WHAT IS EXPECTED
Omit any picture, and return the remaining data exactly as written.

begin RECORDS FOR THIS EXERCISE

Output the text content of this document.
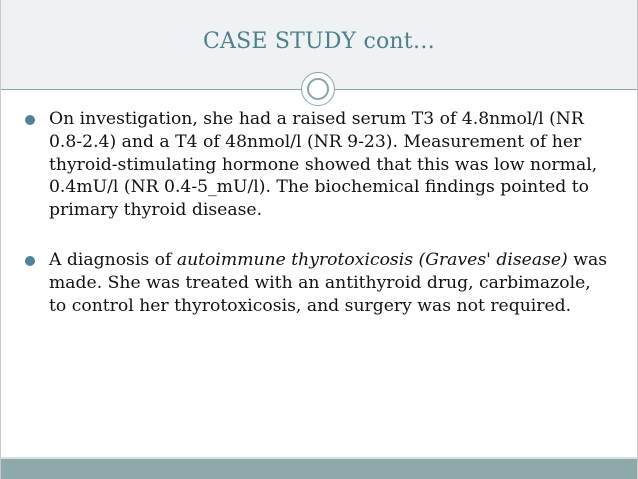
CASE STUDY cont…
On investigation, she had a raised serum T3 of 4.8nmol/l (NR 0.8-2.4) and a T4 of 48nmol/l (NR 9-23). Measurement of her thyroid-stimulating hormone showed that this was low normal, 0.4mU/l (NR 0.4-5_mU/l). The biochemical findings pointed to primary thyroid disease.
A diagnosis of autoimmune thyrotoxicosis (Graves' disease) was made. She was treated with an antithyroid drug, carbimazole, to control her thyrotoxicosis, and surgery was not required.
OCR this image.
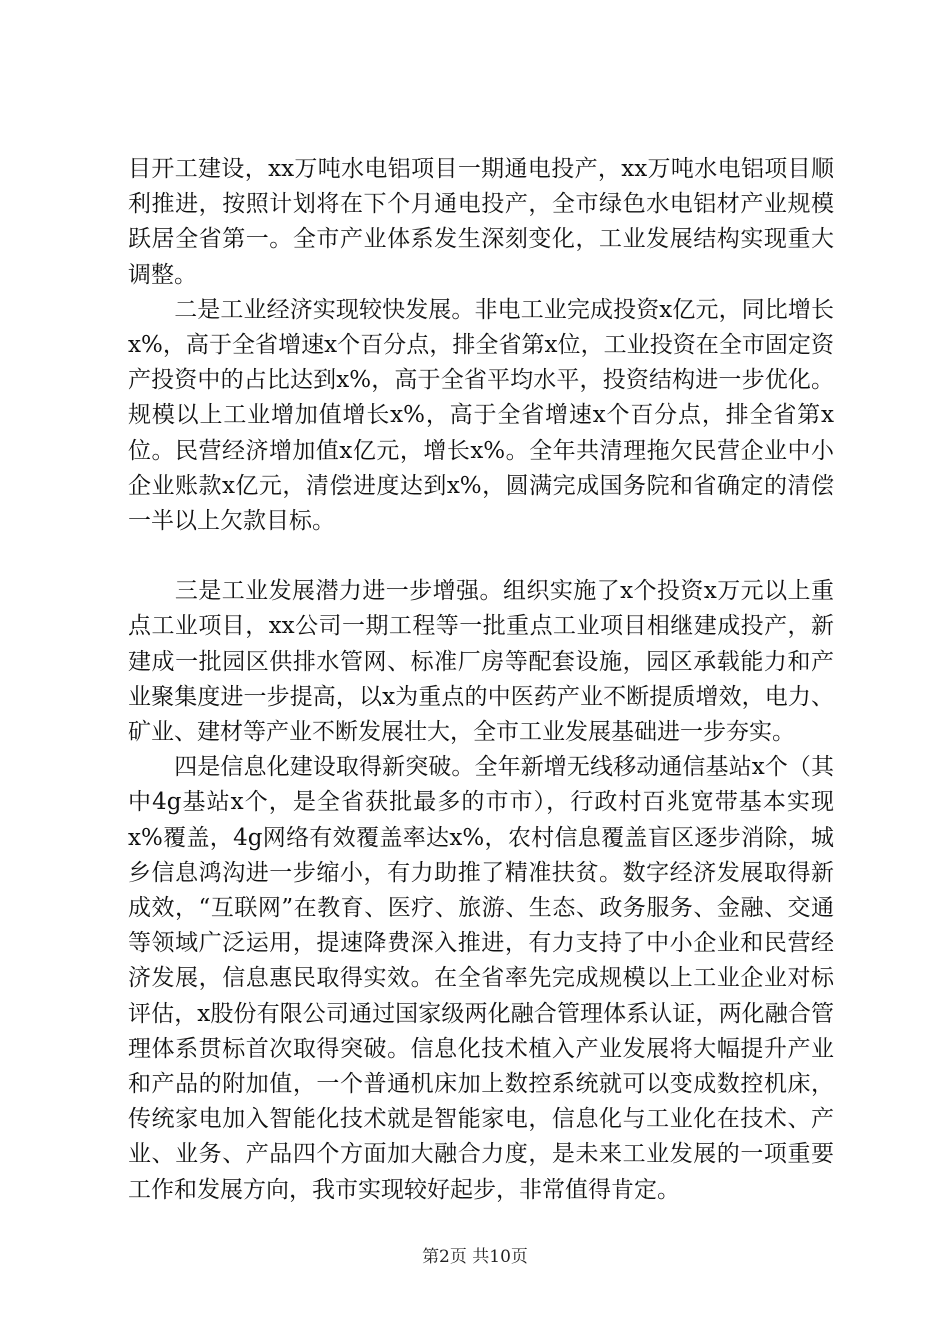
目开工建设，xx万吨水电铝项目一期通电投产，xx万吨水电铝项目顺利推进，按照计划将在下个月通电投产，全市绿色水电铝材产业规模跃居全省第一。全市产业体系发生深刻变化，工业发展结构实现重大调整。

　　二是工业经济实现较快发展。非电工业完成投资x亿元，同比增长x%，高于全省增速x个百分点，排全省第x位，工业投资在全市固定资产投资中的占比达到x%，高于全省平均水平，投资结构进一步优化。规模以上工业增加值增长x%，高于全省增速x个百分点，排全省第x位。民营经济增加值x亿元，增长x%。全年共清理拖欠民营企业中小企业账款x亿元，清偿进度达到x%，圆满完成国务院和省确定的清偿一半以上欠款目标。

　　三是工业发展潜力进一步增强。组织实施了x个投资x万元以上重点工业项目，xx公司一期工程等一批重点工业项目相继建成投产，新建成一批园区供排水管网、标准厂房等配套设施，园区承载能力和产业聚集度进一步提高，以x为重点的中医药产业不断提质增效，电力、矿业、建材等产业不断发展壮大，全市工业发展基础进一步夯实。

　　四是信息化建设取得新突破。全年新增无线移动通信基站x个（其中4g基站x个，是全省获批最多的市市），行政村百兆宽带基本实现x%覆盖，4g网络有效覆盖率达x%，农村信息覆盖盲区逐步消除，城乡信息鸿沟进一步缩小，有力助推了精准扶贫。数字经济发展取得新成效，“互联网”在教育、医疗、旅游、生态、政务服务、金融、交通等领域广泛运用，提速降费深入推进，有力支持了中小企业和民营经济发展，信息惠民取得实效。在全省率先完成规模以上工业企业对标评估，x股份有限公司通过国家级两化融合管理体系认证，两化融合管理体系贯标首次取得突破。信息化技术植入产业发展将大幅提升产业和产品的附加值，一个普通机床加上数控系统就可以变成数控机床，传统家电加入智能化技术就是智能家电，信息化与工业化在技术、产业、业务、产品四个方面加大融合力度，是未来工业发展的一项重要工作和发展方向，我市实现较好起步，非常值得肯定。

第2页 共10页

end RECORDS FOR THIS EXERCISE

ANSWER
Output the text content of this document.
CASE STUDY cont…
On investigation, she had a raised serum T3 of 4.8nmol/l (NR 0.8-2.4) and a T4 of 48nmol/l (NR 9-23). Measurement of her thyroid-stimulating hormone showed that this was low normal, 0.4mU/l (NR 0.4-5_mU/l). The biochemical findings pointed to primary thyroid disease.
A diagnosis of autoimmune thyrotoxicosis (Graves' disease) was made. She was treated with an antithyroid drug, carbimazole, to control her thyrotoxicosis, and surgery was not required.
OCR this image.
目开工建设，xx万吨水电铝项目一期通电投产，xx万吨水电铝项目顺利推进，按照计划将在下个月通电投产，全市绿色水电铝材产业规模跃居全省第一。全市产业体系发生深刻变化，工业发展结构实现重大调整。

　　二是工业经济实现较快发展。非电工业完成投资x亿元，同比增长x%，高于全省增速x个百分点，排全省第x位，工业投资在全市固定资产投资中的占比达到x%，高于全省平均水平，投资结构进一步优化。规模以上工业增加值增长x%，高于全省增速x个百分点，排全省第x位。民营经济增加值x亿元，增长x%。全年共清理拖欠民营企业中小企业账款x亿元，清偿进度达到x%，圆满完成国务院和省确定的清偿一半以上欠款目标。

　　三是工业发展潜力进一步增强。组织实施了x个投资x万元以上重点工业项目，xx公司一期工程等一批重点工业项目相继建成投产，新建成一批园区供排水管网、标准厂房等配套设施，园区承载能力和产业聚集度进一步提高，以x为重点的中医药产业不断提质增效，电力、矿业、建材等产业不断发展壮大，全市工业发展基础进一步夯实。

　　四是信息化建设取得新突破。全年新增无线移动通信基站x个（其中4g基站x个，是全省获批最多的市市），行政村百兆宽带基本实现x%覆盖，4g网络有效覆盖率达x%，农村信息覆盖盲区逐步消除，城乡信息鸿沟进一步缩小，有力助推了精准扶贫。数字经济发展取得新成效，“互联网”在教育、医疗、旅游、生态、政务服务、金融、交通等领域广泛运用，提速降费深入推进，有力支持了中小企业和民营经济发展，信息惠民取得实效。在全省率先完成规模以上工业企业对标评估，x股份有限公司通过国家级两化融合管理体系认证，两化融合管理体系贯标首次取得突破。信息化技术植入产业发展将大幅提升产业和产品的附加值，一个普通机床加上数控系统就可以变成数控机床，传统家电加入智能化技术就是智能家电，信息化与工业化在技术、产业、业务、产品四个方面加大融合力度，是未来工业发展的一项重要工作和发展方向，我市实现较好起步，非常值得肯定。

第2页 共10页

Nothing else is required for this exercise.